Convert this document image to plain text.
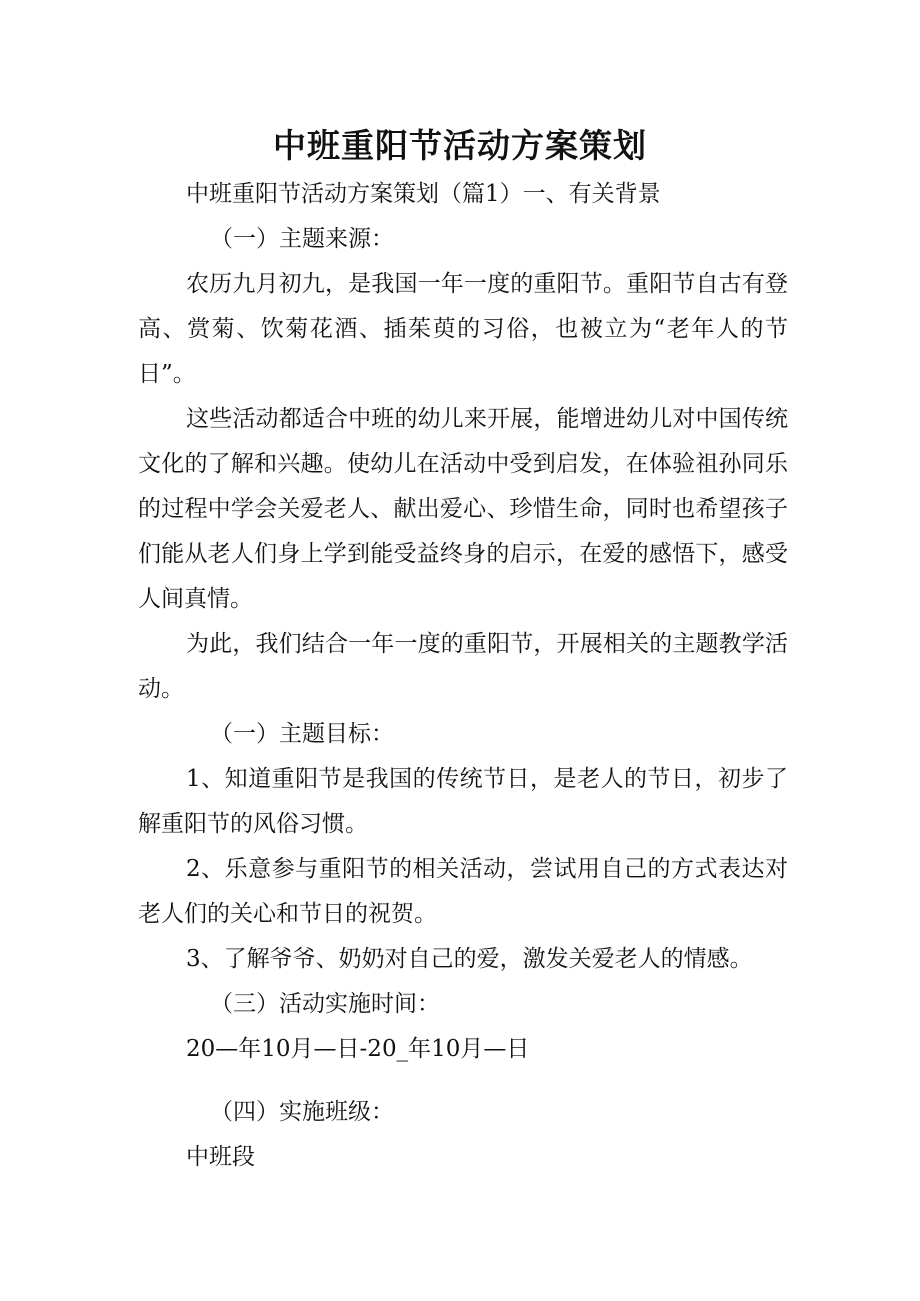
中班重阳节活动方案策划

中班重阳节活动方案策划（篇1）一、有关背景

（一）主题来源：

农历九月初九，是我国一年一度的重阳节。重阳节自古有登高、赏菊、饮菊花酒、插茱萸的习俗，也被立为“老年人的节日”。

这些活动都适合中班的幼儿来开展，能增进幼儿对中国传统文化的了解和兴趣。使幼儿在活动中受到启发，在体验祖孙同乐的过程中学会关爱老人、献出爱心、珍惜生命，同时也希望孩子们能从老人们身上学到能受益终身的启示，在爱的感悟下，感受人间真情。

为此，我们结合一年一度的重阳节，开展相关的主题教学活动。

（一）主题目标：

1、知道重阳节是我国的传统节日，是老人的节日，初步了解重阳节的风俗习惯。

2、乐意参与重阳节的相关活动，尝试用自己的方式表达对老人们的关心和节日的祝贺。

3、了解爷爷、奶奶对自己的爱，激发关爱老人的情感。

（三）活动实施时间：

20—年10月—日-20_年10月—日

（四）实施班级：

中班段
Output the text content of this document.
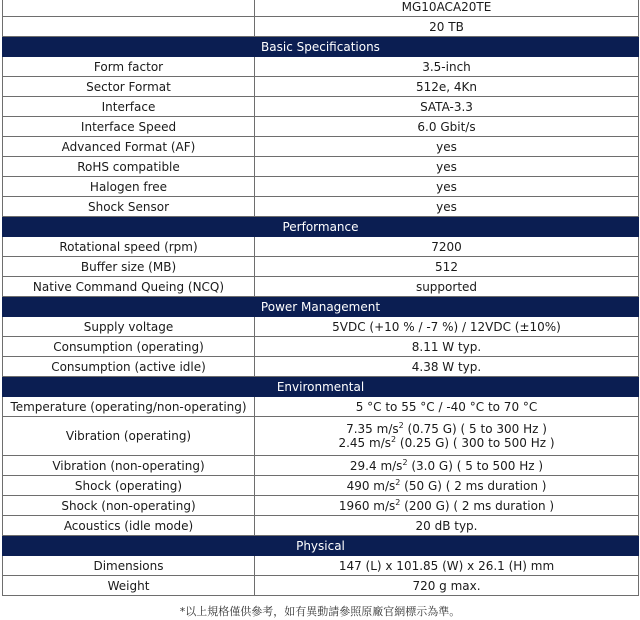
	MG10ACA20TE
	20 TB
Basic Specifications	
Form factor	3.5-inch
Sector Format	512e, 4Kn
Interface	SATA-3.3
Interface Speed	6.0 Gbit/s
Advanced Format (AF)	yes
RoHS compatible	yes
Halogen free	yes
Shock Sensor	yes
Performance	
Rotational speed (rpm)	7200
Buffer size (MB)	512
Native Command Queing (NCQ)	supported
Power Management	
Supply voltage	5VDC (+10 % / -7 %) / 12VDC (±10%)
Consumption (operating)	8.11 W typ.
Consumption (active idle)	4.38 W typ.
Environmental	
Temperature (operating/non-operating)	5 °C to 55 °C / -40 °C to 70 °C
Vibration (operating)	7.35 $m/s^2$ (0.75 G) ( 5 to 300 Hz )
2.45 $m/s^2$ (0.25 G) ( 300 to 500 Hz )

Vibration (non-operating)	29.4 $m/s^2$ (3.0 G) ( 5 to 500 Hz )

Shock (operating)	490 $m/s^2$ (50 G) ( 2 ms duration )

Shock (non-operating)	1960 $m/s^2$ (200 G) ( 2 ms duration )

Acoustics (idle mode)	20 dB typ.
Physical	
Dimensions	147 (L) x 101.85 (W) x 26.1 (H) mm
Weight	720 g max.
*以上規格僅供參考，如有異動請參照原廠官網標示為準。
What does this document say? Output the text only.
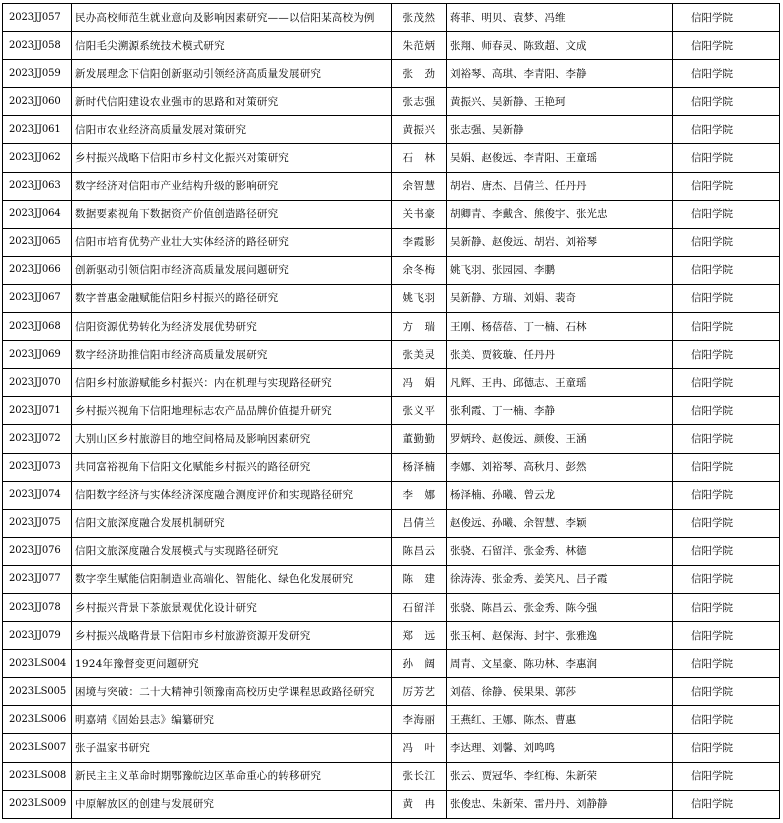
2023JJ057	民办高校师范生就业意向及影响因素研究——以信阳某高校为例	张茂然	蒋菲、明贝、袁梦、冯维	信阳学院
2023JJ058	信阳毛尖溯源系统技术模式研究	朱范炳	张翔、师春灵、陈致超、文成	信阳学院
2023JJ059	新发展理念下信阳创新驱动引领经济高质量发展研究	张　劲	刘裕琴、高琪、李青阳、李静	信阳学院
2023JJ060	新时代信阳建设农业强市的思路和对策研究	张志强	黄振兴、吴新静、王艳珂	信阳学院
2023JJ061	信阳市农业经济高质量发展对策研究	黄振兴	张志强、吴新静	信阳学院
2023JJ062	乡村振兴战略下信阳市乡村文化振兴对策研究	石　林	吴娟、赵俊远、李青阳、王童瑶	信阳学院
2023JJ063	数字经济对信阳市产业结构升级的影响研究	余智慧	胡岩、唐杰、吕倩兰、任丹丹	信阳学院
2023JJ064	数据要素视角下数据资产价值创造路径研究	关书豪	胡卿青、李戴含、熊俊宇、张光忠	信阳学院
2023JJ065	信阳市培育优势产业壮大实体经济的路径研究	李霞影	吴新静、赵俊远、胡岩、刘裕琴	信阳学院
2023JJ066	创新驱动引领信阳市经济高质量发展问题研究	余冬梅	姚飞羽、张园园、李鹏	信阳学院
2023JJ067	数字普惠金融赋能信阳乡村振兴的路径研究	姚飞羽	吴新静、方瑞、刘娟、裴奇	信阳学院
2023JJ068	信阳资源优势转化为经济发展优势研究	方　瑞	王刚、杨蓓蓓、丁一楠、石林	信阳学院
2023JJ069	数字经济助推信阳市经济高质量发展研究	张美灵	张美、贾筱璇、任丹丹	信阳学院
2023JJ070	信阳乡村旅游赋能乡村振兴：内在机理与实现路径研究	冯　娟	凡辉、王冉、邱德志、王童瑶	信阳学院
2023JJ071	乡村振兴视角下信阳地理标志农产品品牌价值提升研究	张义平	张利霞、丁一楠、李静	信阳学院
2023JJ072	大别山区乡村旅游目的地空间格局及影响因素研究	董勤勤	罗炳玲、赵俊远、颜俊、王涵	信阳学院
2023JJ073	共同富裕视角下信阳文化赋能乡村振兴的路径研究	杨泽楠	李娜、刘裕琴、高秋月、彭然	信阳学院
2023JJ074	信阳数字经济与实体经济深度融合测度评价和实现路径研究	李　娜	杨泽楠、孙曦、曾云龙	信阳学院
2023JJ075	信阳文旅深度融合发展机制研究	吕倩兰	赵俊远、孙曦、余智慧、李颖	信阳学院
2023JJ076	信阳文旅深度融合发展模式与实现路径研究	陈昌云	张骁、石留洋、张金秀、林德	信阳学院
2023JJ077	数字孪生赋能信阳制造业高端化、智能化、绿色化发展研究	陈　建	徐涛涛、张金秀、姜笑凡、吕子霞	信阳学院
2023JJ078	乡村振兴背景下茶旅景观优化设计研究	石留洋	张骁、陈昌云、张金秀、陈今强	信阳学院
2023JJ079	乡村振兴战略背景下信阳市乡村旅游资源开发研究	郑　远	张玉柯、赵保海、封宇、张雅逸	信阳学院
2023LS004	1924年豫督变更问题研究	孙　阔	周青、文星豪、陈功林、李惠润	信阳学院
2023LS005	困境与突破：二十大精神引领豫南高校历史学课程思政路径研究	厉芳艺	刘蓓、徐静、侯果果、郭莎	信阳学院
2023LS006	明嘉靖《固始县志》编纂研究	李海丽	王燕红、王娜、陈杰、曹惠	信阳学院
2023LS007	张子温家书研究	冯　叶	李达理、刘馨、刘鸣鸣	信阳学院
2023LS008	新民主主义革命时期鄂豫皖边区革命重心的转移研究	张长江	张云、贾冠华、李红梅、朱新荣	信阳学院
2023LS009	中原解放区的创建与发展研究	黄　冉	张俊忠、朱新荣、雷丹丹、刘静静	信阳学院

::::

◆ **TASK REQUIREMENTS**: Of the lines in the entries above, how many include "operating"? Only the number should be given.

◆ **FULL OUTPUT**: 6